→ **Short task**
Where a line of the listing below includes the word "grains", reproduce that line.

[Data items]

::::::

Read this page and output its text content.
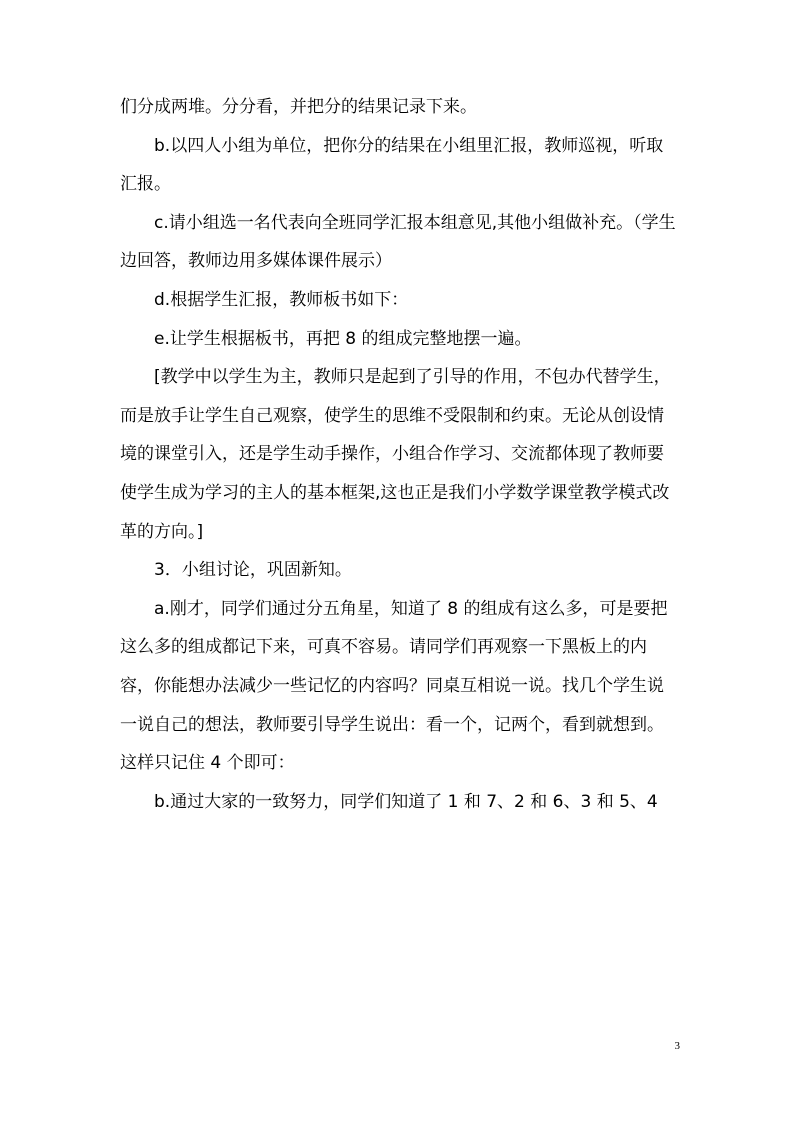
们分成两堆。分分看，并把分的结果记录下来。

　　b.以四人小组为单位，把你分的结果在小组里汇报，教师巡视，听取汇报。

　　c.请小组选一名代表向全班同学汇报本组意见,其他小组做补充。（学生边回答，教师边用多媒体课件展示）

　　d.根据学生汇报，教师板书如下：

　　e.让学生根据板书，再把 8 的组成完整地摆一遍。

　　[教学中以学生为主，教师只是起到了引导的作用，不包办代替学生，而是放手让学生自己观察，使学生的思维不受限制和约束。无论从创设情境的课堂引入，还是学生动手操作，小组合作学习、交流都体现了教师要使学生成为学习的主人的基本框架,这也正是我们小学数学课堂教学模式改革的方向。]

　　3．小组讨论，巩固新知。

　　a.刚才，同学们通过分五角星，知道了 8 的组成有这么多，可是要把这么多的组成都记下来，可真不容易。请同学们再观察一下黑板上的内容，你能想办法减少一些记忆的内容吗？同桌互相说一说。找几个学生说一说自己的想法，教师要引导学生说出：看一个，记两个，看到就想到。这样只记住 4 个即可：

　　b.通过大家的一致努力，同学们知道了 1 和 7、2 和 6、3 和 5、4

3
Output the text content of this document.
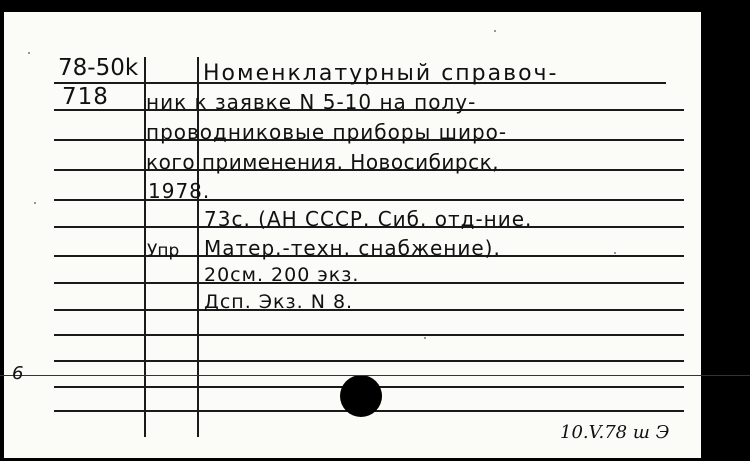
78-50k
718
Упр
Номенклатурный справоч-
ник к заявке N 5-10 на полу-
проводниковые приборы широ-
кого применения. Новосибирск,
1978.
73с. (АН СССР. Сиб. отд-ние.
Матер.-техн. снабжение).
20см. 200 экз.
Дсп. Экз. N 8.
10.V.78 ш Э
6
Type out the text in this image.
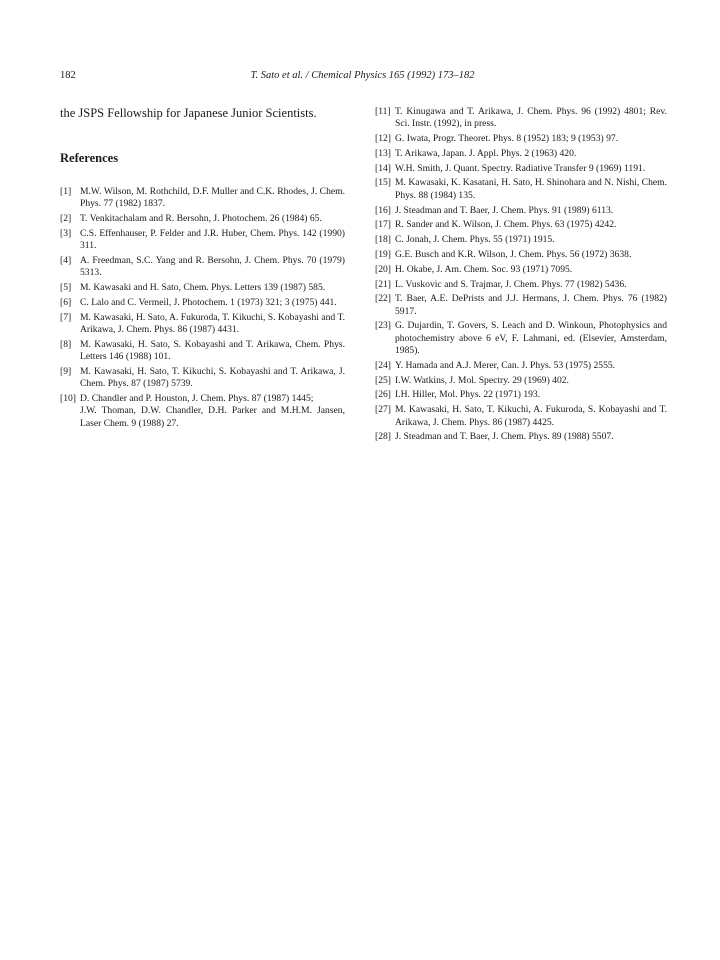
182	T. Sato et al. / Chemical Physics 165 (1992) 173–182

the JSPS Fellowship for Japanese Junior Scientists.

References
[1] M.W. Wilson, M. Rothchild, D.F. Muller and C.K. Rhodes, J. Chem. Phys. 77 (1982) 1837.
[2] T. Venkitachalam and R. Bersohn, J. Photochem. 26 (1984) 65.
[3] C.S. Effenhauser, P. Felder and J.R. Huber, Chem. Phys. 142 (1990) 311.
[4] A. Freedman, S.C. Yang and R. Bersohn, J. Chem. Phys. 70 (1979) 5313.
[5] M. Kawasaki and H. Sato, Chem. Phys. Letters 139 (1987) 585.
[6] C. Lalo and C. Vermeil, J. Photochem. 1 (1973) 321; 3 (1975) 441.
[7] M. Kawasaki, H. Sato, A. Fukuroda, T. Kikuchi, S. Kobayashi and T. Arikawa, J. Chem. Phys. 86 (1987) 4431.
[8] M. Kawasaki, H. Sato, S. Kobayashi and T. Arikawa, Chem. Phys. Letters 146 (1988) 101.
[9] M. Kawasaki, H. Sato, T. Kikuchi, S. Kobayashi and T. Arikawa, J. Chem. Phys. 87 (1987) 5739.
[10] D. Chandler and P. Houston, J. Chem. Phys. 87 (1987) 1445;
J.W. Thoman, D.W. Chandler, D.H. Parker and M.H.M. Jansen, Laser Chem. 9 (1988) 27.
[11] T. Kinugawa and T. Arikawa, J. Chem. Phys. 96 (1992) 4801; Rev. Sci. Instr. (1992), in press.
[12] G. Iwata, Progr. Theoret. Phys. 8 (1952) 183; 9 (1953) 97.
[13] T. Arikawa, Japan. J. Appl. Phys. 2 (1963) 420.
[14] W.H. Smith, J. Quant. Spectry. Radiative Transfer 9 (1969) 1191.
[15] M. Kawasaki, K. Kasatani, H. Sato, H. Shinohara and N. Nishi, Chem. Phys. 88 (1984) 135.
[16] J. Steadman and T. Baer, J. Chem. Phys. 91 (1989) 6113.
[17] R. Sander and K. Wilson, J. Chem. Phys. 63 (1975) 4242.
[18] C. Jonah, J. Chem. Phys. 55 (1971) 1915.
[19] G.E. Busch and K.R. Wilson, J. Chem. Phys. 56 (1972) 3638.
[20] H. Okabe, J. Am. Chem. Soc. 93 (1971) 7095.
[21] L. Vuskovic and S. Trajmar, J. Chem. Phys. 77 (1982) 5436.
[22] T. Baer, A.E. DePrists and J.J. Hermans, J. Chem. Phys. 76 (1982) 5917.
[23] G. Dujardin, T. Govers, S. Leach and D. Winkoun, Photophysics and photochemistry above 6 eV, F. Lahmani, ed. (Elsevier, Amsterdam, 1985).
[24] Y. Hamada and A.J. Merer, Can. J. Phys. 53 (1975) 2555.
[25] I.W. Watkins, J. Mol. Spectry. 29 (1969) 402.
[26] I.H. Hiller, Mol. Phys. 22 (1971) 193.
[27] M. Kawasaki, H. Sato, T. Kikuchi, A. Fukuroda, S. Kobayashi and T. Arikawa, J. Chem. Phys. 86 (1987) 4425.
[28] J. Steadman and T. Baer, J. Chem. Phys. 89 (1988) 5507.
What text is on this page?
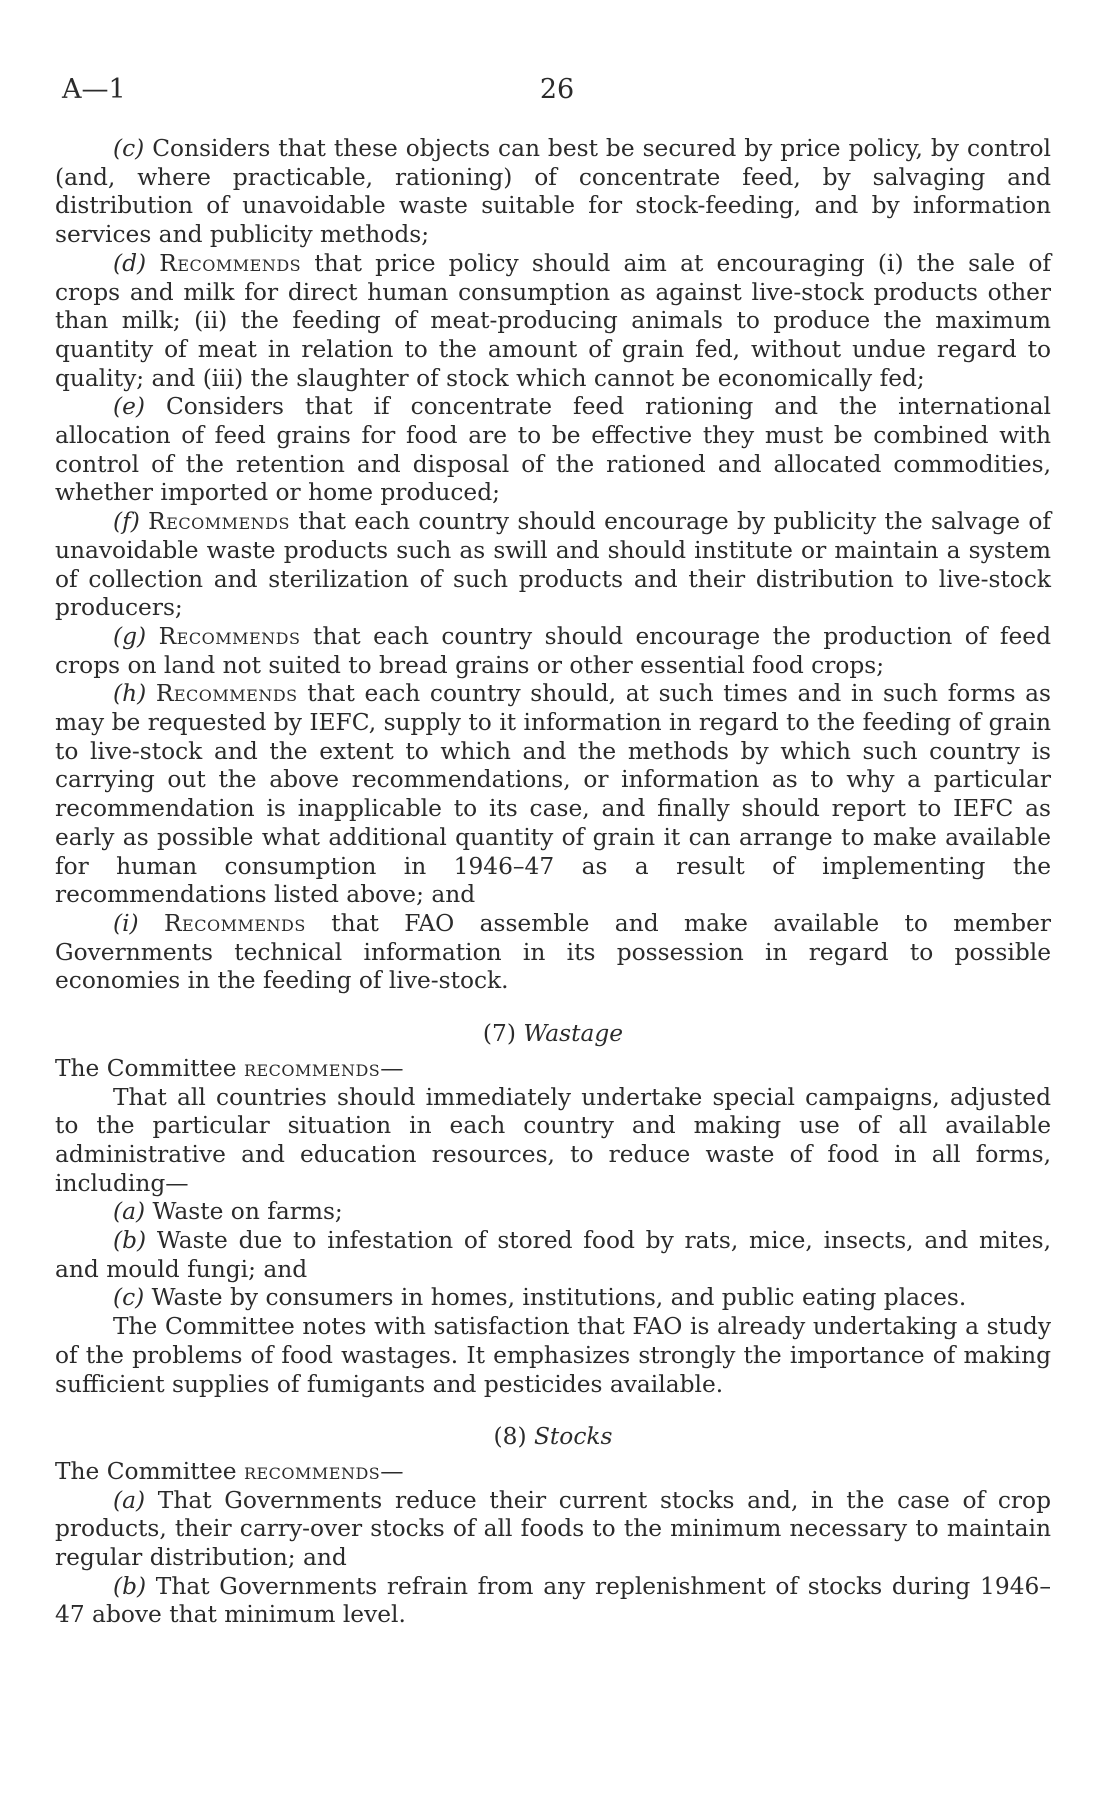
A—1	26

(c) Considers that these objects can best be secured by price policy, by control (and, where practicable, rationing) of concentrate feed, by salvaging and distribution of unavoidable waste suitable for stock-feeding, and by information services and publicity methods;

(d) Recommends that price policy should aim at encouraging (i) the sale of crops and milk for direct human consumption as against live-stock products other than milk; (ii) the feeding of meat-producing animals to produce the maximum quantity of meat in relation to the amount of grain fed, without undue regard to quality; and (iii) the slaughter of stock which cannot be economically fed;

(e) Considers that if concentrate feed rationing and the international allocation of feed grains for food are to be effective they must be combined with control of the retention and disposal of the rationed and allocated commodities, whether imported or home produced;

(f) Recommends that each country should encourage by publicity the salvage of unavoidable waste products such as swill and should institute or maintain a system of collection and sterilization of such products and their distribution to live-stock producers;

(g) Recommends that each country should encourage the production of feed crops on land not suited to bread grains or other essential food crops;

(h) Recommends that each country should, at such times and in such forms as may be requested by IEFC, supply to it information in regard to the feeding of grain to live-stock and the extent to which and the methods by which such country is carrying out the above recommendations, or information as to why a particular recommendation is inapplicable to its case, and finally should report to IEFC as early as possible what additional quantity of grain it can arrange to make available for human consumption in 1946–47 as a result of implementing the recommendations listed above; and

(i) Recommends that FAO assemble and make available to member Governments technical information in its possession in regard to possible economies in the feeding of live-stock.

(7) Wastage

The Committee recommends—

That all countries should immediately undertake special campaigns, adjusted to the particular situation in each country and making use of all available administrative and education resources, to reduce waste of food in all forms, including—

(a) Waste on farms;

(b) Waste due to infestation of stored food by rats, mice, insects, and mites, and mould fungi; and

(c) Waste by consumers in homes, institutions, and public eating places.

The Committee notes with satisfaction that FAO is already undertaking a study of the problems of food wastages. It emphasizes strongly the importance of making sufficient supplies of fumigants and pesticides available.

(8) Stocks

The Committee recommends—

(a) That Governments reduce their current stocks and, in the case of crop products, their carry-over stocks of all foods to the minimum necessary to maintain regular distribution; and

(b) That Governments refrain from any replenishment of stocks during 1946–47 above that minimum level.
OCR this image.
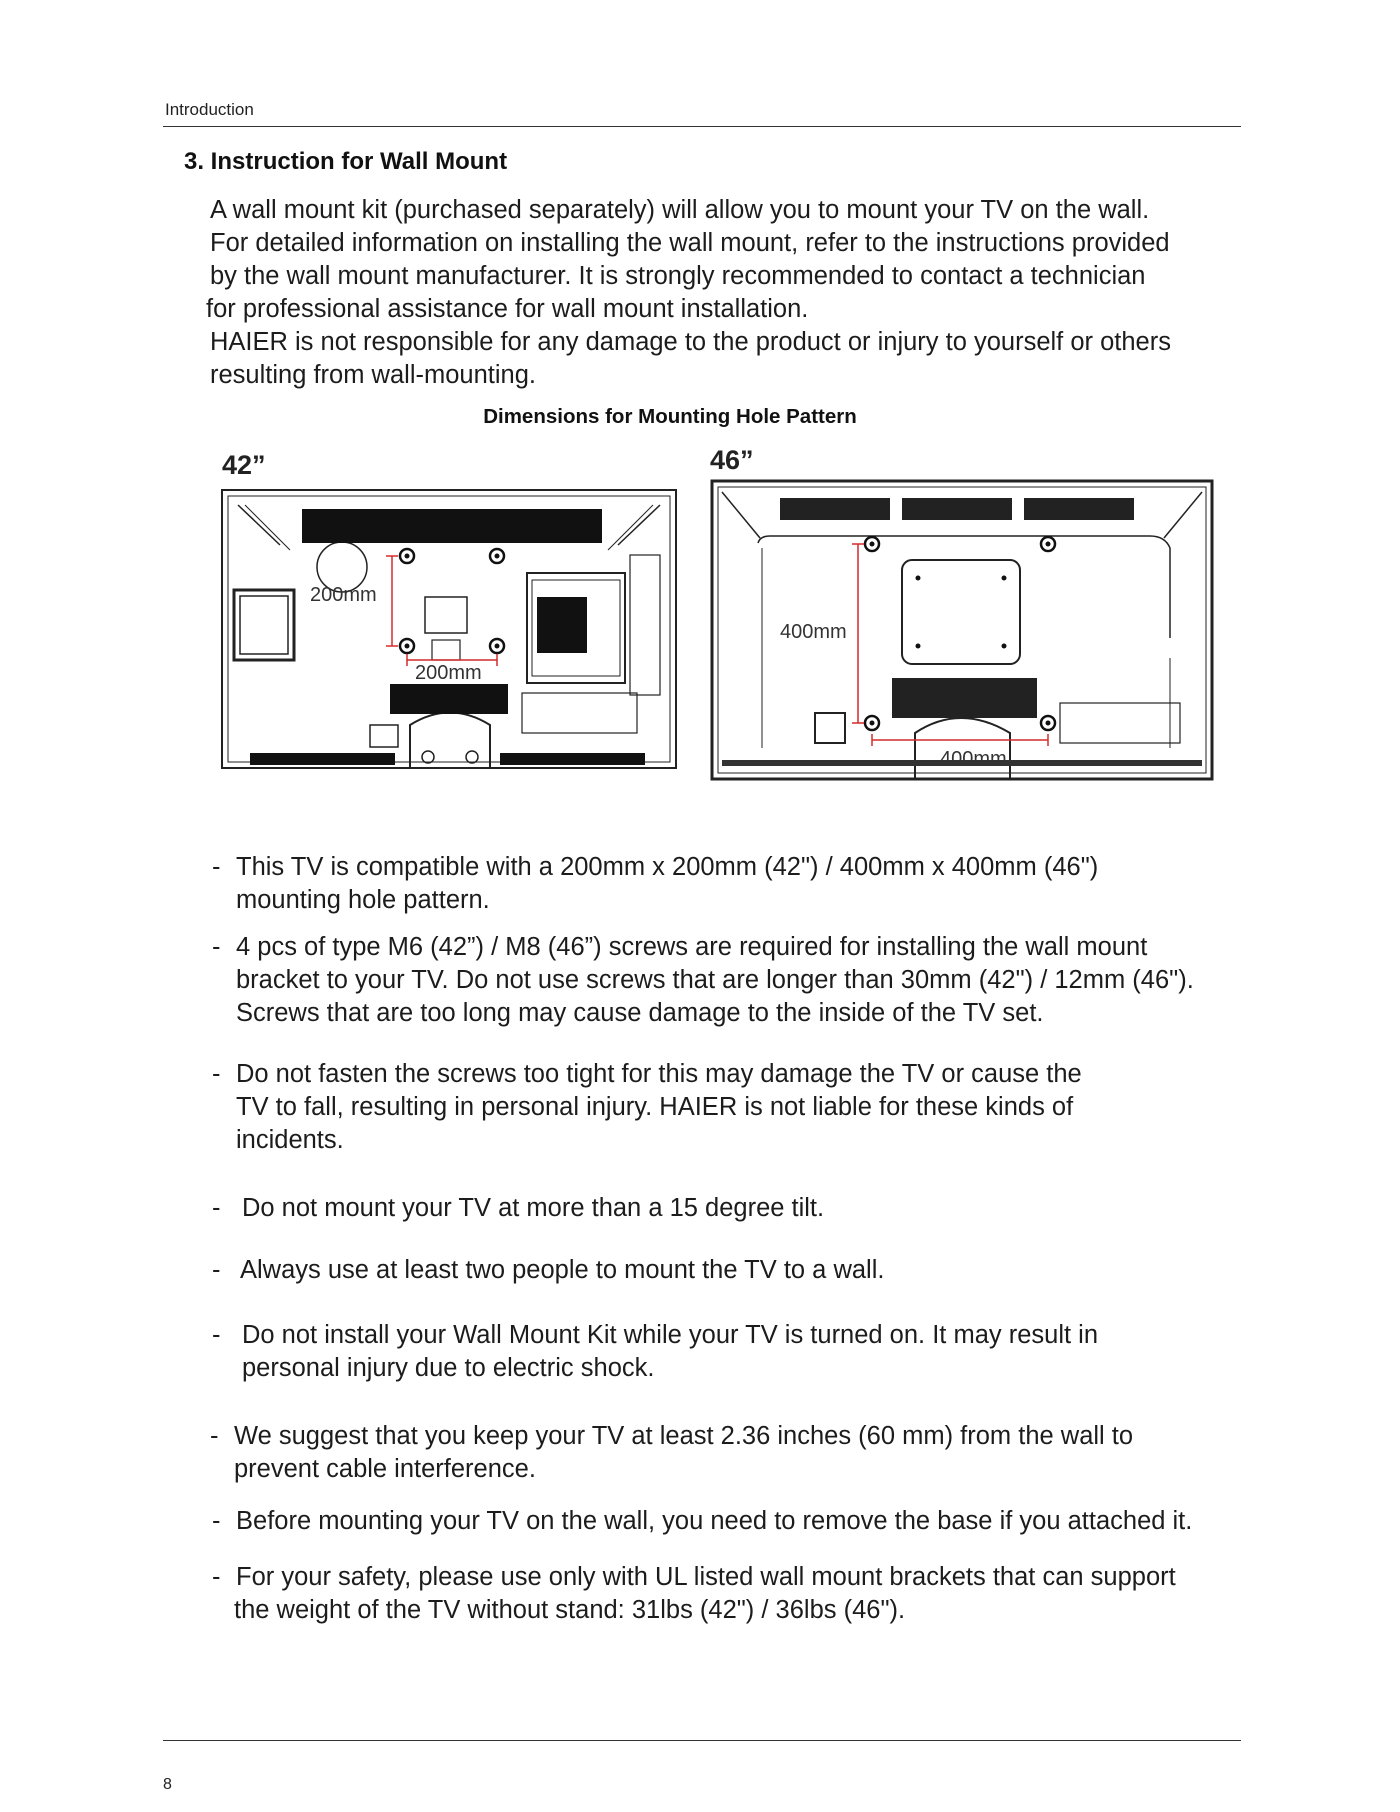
Introduction
3. Instruction for Wall Mount
A wall mount kit (purchased separately) will allow you to mount your TV on the wall.
For detailed information on installing the wall mount, refer to the instructions provided
by the wall mount manufacturer. It is strongly recommended to contact a technician
for professional assistance for wall mount installation.
HAIER is not responsible for any damage to the product or injury to yourself or others
resulting from wall-mounting.
Dimensions for Mounting Hole Pattern
42”	46”
200mm
200mm
400mm
400mm
- This TV is compatible with a 200mm x 200mm (42") / 400mm x 400mm (46")
mounting hole pattern.
- 4 pcs of type M6 (42”) / M8 (46”) screws are required for installing the wall mount
bracket to your TV. Do not use screws that are longer than 30mm (42") / 12mm (46").
Screws that are too long may cause damage to the inside of the TV set.
- Do not fasten the screws too tight for this may damage the TV or cause the
TV to fall, resulting in personal injury. HAIER is not liable for these kinds of
incidents.
- Do not mount your TV at more than a 15 degree tilt.
- Always use at least two people to mount the TV to a wall.
- Do not install your Wall Mount Kit while your TV is turned on. It may result in
personal injury due to electric shock.
- We suggest that you keep your TV at least 2.36 inches (60 mm) from the wall to
prevent cable interference.
- Before mounting your TV on the wall, you need to remove the base if you attached it.
- For your safety, please use only with UL listed wall mount brackets that can support
the weight of the TV without stand: 31lbs (42") / 36lbs (46").
8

::::::

→ **Finished exercise**
(e) Considers that if concentrate feed rationing and the international allocation of feed grains for food are to be effective they must be combined with control of the retention and disposal of the rationed and allocated commodities, whether imported or home produced;
(g) Recommends that each country should encourage the production of feed crops on land not suited to bread grains or other essential food crops;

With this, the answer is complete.